Exercise => Pull out every line with the word "upsilon" from the entries below.

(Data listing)
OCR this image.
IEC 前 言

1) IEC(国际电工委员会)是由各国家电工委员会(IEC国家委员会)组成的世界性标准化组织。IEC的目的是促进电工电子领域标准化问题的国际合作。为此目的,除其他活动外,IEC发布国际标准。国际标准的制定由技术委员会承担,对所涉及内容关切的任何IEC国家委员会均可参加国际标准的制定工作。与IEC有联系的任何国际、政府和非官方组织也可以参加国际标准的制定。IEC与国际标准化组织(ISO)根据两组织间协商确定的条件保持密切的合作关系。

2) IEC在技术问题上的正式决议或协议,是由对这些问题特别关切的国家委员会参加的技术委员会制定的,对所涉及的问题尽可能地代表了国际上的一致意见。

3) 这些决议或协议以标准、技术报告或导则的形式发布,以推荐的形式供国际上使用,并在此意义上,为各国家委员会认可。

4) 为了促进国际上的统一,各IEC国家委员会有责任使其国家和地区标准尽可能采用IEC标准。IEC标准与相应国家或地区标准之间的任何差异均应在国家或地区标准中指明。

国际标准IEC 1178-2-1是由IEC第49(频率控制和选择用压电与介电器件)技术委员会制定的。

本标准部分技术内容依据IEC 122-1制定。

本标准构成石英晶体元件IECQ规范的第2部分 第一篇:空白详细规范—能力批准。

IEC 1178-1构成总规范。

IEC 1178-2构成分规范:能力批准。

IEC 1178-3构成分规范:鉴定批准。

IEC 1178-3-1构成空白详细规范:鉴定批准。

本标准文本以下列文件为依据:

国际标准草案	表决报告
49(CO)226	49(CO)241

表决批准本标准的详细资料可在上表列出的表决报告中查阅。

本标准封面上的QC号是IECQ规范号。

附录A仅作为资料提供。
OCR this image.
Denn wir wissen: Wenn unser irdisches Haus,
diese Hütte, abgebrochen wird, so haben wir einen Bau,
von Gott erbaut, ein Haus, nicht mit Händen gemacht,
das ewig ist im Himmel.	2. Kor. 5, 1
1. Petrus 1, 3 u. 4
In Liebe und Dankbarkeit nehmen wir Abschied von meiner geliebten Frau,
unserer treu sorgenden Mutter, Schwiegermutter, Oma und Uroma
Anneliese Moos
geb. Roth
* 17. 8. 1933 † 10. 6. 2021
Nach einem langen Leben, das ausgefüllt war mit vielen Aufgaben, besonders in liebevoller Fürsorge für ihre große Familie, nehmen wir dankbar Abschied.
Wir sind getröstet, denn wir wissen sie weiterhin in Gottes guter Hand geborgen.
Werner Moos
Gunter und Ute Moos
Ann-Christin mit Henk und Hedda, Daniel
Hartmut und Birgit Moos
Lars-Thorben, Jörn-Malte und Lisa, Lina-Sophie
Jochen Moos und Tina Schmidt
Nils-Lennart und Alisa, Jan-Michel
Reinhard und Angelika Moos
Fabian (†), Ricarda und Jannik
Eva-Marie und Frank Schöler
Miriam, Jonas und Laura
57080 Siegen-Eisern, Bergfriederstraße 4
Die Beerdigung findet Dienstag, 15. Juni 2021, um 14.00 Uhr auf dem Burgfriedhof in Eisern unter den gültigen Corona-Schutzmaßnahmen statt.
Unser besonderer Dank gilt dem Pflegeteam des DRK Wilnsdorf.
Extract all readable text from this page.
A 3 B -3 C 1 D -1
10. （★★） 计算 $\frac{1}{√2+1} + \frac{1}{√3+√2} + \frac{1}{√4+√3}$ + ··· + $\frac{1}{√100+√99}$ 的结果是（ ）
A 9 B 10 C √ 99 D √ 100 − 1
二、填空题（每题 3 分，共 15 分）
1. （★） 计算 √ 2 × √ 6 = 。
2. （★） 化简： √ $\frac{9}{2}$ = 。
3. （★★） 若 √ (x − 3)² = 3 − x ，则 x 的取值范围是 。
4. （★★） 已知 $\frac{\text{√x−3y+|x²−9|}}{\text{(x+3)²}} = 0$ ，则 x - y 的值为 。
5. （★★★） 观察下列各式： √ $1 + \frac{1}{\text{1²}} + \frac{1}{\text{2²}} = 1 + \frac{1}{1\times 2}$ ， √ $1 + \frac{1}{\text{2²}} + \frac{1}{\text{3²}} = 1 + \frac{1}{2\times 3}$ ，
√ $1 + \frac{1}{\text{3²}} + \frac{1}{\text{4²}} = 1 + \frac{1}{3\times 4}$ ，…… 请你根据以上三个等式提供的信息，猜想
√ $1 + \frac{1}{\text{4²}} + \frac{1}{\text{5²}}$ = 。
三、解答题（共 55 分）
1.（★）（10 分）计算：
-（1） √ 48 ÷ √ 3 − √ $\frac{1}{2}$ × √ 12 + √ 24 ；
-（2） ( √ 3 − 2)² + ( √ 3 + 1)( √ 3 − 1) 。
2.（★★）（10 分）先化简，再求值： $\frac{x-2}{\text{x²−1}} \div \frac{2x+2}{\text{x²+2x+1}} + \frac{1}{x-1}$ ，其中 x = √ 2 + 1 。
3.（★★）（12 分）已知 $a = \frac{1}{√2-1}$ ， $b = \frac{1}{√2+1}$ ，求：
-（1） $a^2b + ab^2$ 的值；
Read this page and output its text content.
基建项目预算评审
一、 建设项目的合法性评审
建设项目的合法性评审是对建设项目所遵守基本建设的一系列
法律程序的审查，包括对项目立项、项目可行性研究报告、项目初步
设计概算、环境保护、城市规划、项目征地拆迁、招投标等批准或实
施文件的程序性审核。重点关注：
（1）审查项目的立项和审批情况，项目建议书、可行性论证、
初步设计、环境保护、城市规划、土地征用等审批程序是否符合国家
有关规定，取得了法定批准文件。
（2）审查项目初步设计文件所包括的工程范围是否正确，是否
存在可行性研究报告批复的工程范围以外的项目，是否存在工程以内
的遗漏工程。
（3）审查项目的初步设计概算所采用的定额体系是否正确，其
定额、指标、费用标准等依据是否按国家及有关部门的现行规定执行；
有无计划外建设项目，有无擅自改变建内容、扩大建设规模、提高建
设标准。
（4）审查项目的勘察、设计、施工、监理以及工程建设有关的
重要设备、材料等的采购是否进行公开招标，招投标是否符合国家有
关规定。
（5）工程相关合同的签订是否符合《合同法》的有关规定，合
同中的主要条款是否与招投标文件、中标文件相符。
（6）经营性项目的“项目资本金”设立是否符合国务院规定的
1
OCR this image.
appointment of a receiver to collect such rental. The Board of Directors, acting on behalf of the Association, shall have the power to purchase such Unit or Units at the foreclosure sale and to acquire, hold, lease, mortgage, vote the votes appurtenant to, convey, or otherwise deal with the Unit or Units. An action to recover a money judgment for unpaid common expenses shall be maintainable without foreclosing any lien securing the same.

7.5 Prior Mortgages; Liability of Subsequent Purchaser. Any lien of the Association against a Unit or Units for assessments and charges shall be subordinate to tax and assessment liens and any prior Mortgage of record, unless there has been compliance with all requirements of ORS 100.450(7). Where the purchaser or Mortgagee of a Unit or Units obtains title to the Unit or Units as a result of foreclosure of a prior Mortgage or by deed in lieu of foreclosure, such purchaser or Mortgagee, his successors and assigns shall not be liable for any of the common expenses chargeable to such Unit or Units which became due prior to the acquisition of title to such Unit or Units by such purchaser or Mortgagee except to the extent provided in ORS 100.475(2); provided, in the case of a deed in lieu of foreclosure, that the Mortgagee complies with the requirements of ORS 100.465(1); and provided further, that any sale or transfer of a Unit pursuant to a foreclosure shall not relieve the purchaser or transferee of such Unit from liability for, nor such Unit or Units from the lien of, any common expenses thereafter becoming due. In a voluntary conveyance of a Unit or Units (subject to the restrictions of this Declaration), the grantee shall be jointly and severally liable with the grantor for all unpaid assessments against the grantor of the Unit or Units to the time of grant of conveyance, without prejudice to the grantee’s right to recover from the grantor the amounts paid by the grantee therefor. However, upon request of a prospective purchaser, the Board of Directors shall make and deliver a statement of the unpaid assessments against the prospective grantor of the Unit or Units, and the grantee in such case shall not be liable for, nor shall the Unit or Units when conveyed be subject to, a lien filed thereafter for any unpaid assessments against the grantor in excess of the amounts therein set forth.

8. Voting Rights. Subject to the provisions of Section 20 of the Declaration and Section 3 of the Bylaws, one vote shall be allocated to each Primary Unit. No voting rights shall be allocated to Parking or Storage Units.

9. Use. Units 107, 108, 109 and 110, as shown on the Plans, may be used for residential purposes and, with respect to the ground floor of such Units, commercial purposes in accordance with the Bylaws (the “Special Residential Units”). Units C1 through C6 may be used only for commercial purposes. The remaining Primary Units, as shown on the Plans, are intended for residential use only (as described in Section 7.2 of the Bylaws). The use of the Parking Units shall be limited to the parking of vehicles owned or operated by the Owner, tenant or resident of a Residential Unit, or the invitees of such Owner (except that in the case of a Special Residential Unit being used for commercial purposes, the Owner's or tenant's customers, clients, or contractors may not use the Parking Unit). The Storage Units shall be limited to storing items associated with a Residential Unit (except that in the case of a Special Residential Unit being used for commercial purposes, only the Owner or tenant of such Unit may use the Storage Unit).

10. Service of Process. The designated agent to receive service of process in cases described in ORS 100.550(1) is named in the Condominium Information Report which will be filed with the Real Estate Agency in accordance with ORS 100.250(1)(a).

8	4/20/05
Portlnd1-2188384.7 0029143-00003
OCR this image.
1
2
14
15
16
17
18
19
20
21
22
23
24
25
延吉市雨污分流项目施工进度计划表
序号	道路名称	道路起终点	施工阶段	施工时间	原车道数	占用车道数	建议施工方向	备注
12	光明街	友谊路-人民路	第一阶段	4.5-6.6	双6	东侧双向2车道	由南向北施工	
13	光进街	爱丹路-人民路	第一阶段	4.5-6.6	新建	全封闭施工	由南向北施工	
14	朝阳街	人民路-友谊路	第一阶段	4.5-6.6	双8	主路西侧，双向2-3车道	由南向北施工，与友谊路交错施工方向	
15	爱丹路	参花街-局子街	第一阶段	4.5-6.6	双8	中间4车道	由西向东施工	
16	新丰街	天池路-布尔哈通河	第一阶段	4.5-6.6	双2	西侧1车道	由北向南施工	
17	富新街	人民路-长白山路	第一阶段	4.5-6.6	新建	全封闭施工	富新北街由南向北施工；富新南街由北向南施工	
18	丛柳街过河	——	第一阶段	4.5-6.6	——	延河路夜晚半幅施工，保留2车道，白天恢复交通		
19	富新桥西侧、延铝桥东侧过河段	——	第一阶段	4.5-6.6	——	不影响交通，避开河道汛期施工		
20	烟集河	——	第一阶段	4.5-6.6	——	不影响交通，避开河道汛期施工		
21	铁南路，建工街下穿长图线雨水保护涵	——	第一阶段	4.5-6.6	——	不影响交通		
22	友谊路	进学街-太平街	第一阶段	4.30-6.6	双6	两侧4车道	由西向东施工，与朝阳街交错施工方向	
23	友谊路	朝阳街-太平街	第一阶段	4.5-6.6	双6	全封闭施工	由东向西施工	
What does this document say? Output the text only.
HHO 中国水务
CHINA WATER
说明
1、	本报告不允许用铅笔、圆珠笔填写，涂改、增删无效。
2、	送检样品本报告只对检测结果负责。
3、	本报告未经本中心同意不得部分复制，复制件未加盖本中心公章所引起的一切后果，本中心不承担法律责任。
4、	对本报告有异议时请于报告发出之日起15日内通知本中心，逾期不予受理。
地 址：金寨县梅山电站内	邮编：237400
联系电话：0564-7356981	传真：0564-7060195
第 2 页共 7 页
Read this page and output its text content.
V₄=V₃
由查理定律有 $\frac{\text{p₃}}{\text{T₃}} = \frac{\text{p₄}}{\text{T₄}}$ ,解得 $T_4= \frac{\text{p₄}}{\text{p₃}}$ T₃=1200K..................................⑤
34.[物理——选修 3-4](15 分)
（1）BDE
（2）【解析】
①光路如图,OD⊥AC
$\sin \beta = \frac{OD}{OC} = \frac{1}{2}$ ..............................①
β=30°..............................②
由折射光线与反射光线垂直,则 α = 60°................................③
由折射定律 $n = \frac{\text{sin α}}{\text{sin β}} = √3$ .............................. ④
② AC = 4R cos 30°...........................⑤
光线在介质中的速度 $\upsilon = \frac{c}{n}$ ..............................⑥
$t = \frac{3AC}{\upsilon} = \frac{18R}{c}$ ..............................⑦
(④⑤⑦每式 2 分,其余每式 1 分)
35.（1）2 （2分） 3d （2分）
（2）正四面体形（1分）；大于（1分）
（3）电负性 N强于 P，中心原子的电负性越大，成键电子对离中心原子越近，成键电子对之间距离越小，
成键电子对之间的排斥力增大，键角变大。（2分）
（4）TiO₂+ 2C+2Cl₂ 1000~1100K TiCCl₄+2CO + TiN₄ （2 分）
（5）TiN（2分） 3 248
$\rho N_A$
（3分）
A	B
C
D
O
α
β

Response =>
光线在介质中的速度 $\upsilon = \frac{c}{n}$ ..............................⑥
$t = \frac{3AC}{\upsilon} = \frac{18R}{c}$ ..............................⑦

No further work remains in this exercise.